- _WHAT THE TASK ASKS_
Gather, from the listing beneath this task, every line holding the string "title".

________________________________________

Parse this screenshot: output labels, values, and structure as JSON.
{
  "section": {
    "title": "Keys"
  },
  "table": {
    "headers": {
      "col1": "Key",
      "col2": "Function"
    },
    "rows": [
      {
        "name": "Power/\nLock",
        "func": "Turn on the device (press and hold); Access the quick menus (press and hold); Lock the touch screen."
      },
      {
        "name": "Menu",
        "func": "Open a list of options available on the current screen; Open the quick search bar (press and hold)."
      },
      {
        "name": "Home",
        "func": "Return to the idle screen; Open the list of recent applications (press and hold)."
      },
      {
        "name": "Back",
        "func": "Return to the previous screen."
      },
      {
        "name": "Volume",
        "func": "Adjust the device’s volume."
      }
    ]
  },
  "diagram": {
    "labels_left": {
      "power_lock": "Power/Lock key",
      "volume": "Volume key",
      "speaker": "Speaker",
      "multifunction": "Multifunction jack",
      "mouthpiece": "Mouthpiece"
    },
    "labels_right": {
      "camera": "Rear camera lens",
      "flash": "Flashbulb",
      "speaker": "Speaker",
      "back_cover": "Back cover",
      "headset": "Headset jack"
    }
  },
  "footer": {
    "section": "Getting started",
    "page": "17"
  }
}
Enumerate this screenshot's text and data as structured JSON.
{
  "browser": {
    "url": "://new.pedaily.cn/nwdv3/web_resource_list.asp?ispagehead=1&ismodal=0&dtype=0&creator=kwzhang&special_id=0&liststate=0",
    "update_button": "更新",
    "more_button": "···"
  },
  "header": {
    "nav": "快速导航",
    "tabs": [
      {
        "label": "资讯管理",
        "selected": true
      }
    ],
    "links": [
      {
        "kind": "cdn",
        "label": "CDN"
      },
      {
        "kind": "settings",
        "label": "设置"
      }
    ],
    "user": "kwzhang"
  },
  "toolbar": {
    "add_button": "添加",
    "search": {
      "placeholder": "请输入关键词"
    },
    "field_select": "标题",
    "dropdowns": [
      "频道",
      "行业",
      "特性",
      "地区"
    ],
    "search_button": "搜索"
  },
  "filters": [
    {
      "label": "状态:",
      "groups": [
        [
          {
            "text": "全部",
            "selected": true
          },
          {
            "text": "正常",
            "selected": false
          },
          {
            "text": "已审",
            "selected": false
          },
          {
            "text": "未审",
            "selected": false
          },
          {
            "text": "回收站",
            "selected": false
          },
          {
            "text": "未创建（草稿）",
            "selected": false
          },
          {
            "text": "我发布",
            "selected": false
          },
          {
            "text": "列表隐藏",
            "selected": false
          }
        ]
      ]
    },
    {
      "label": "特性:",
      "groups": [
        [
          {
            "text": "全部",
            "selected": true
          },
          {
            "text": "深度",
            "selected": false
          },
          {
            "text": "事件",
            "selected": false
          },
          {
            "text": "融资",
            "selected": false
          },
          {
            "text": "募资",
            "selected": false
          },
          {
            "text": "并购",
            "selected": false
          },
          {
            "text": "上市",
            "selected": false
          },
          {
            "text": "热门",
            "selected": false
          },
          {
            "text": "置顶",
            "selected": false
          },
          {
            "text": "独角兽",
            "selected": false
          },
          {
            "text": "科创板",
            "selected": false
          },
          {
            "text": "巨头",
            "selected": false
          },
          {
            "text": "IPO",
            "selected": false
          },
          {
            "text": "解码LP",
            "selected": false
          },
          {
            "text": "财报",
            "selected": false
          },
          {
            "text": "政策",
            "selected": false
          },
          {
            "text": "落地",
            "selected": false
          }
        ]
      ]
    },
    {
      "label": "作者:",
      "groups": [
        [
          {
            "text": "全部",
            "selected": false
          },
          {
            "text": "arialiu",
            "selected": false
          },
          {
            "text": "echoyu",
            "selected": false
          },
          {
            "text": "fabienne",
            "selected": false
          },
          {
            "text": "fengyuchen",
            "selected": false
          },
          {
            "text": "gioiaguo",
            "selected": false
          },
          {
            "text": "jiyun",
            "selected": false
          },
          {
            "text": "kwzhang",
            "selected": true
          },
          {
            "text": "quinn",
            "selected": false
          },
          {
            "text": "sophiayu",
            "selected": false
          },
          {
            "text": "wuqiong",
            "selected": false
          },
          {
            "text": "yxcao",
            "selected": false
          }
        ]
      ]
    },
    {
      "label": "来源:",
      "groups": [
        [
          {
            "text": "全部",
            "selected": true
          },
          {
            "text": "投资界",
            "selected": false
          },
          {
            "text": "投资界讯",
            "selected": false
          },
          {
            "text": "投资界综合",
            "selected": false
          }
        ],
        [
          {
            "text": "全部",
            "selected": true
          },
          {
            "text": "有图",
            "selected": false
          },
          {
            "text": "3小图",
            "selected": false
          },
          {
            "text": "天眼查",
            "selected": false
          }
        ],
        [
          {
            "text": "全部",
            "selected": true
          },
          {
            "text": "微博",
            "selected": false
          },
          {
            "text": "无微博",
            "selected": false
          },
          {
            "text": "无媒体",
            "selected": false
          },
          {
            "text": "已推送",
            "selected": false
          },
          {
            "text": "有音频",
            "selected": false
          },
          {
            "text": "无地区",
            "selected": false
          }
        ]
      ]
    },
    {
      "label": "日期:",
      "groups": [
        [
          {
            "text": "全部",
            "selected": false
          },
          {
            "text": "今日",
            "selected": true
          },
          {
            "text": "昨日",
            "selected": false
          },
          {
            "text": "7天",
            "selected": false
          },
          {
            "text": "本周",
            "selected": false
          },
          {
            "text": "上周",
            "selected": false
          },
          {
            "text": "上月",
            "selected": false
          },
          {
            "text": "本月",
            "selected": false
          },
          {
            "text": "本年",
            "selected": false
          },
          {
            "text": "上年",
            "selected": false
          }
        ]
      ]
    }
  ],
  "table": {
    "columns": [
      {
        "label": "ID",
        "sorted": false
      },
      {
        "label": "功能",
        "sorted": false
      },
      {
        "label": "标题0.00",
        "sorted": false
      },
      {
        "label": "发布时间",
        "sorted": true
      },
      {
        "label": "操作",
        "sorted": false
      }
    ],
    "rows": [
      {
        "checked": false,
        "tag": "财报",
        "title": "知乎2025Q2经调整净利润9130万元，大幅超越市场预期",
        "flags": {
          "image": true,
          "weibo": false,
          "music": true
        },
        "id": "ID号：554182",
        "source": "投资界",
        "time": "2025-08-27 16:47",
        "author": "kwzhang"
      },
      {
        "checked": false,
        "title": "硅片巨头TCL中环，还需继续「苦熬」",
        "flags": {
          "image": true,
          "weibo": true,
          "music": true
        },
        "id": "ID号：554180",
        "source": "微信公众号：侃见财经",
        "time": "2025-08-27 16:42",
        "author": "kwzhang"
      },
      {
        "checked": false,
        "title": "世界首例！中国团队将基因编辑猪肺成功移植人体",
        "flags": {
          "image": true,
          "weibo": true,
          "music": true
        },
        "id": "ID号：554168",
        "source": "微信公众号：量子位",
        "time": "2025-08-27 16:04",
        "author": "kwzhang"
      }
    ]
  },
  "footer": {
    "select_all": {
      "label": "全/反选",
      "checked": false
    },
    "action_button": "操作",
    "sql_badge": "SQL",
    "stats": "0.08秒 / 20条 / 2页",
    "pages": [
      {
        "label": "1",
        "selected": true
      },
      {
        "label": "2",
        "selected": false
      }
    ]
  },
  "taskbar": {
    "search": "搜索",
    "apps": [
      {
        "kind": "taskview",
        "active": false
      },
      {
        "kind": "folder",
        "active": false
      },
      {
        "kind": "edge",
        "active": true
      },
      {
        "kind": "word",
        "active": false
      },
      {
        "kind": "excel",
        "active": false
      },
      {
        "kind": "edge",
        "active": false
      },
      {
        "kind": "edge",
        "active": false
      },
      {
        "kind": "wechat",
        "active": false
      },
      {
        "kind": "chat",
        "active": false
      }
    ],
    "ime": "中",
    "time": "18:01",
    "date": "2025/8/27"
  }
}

________________________________________

- _ANSWER TO THIS PROBLEM_
    "title": "Keys"
        "title": "知乎2025Q2经调整净利润9130万元，大幅超越市场预期",
        "title": "硅片巨头TCL中环，还需继续「苦熬」",
        "title": "世界首例！中国团队将基因编辑猪肺成功移植人体",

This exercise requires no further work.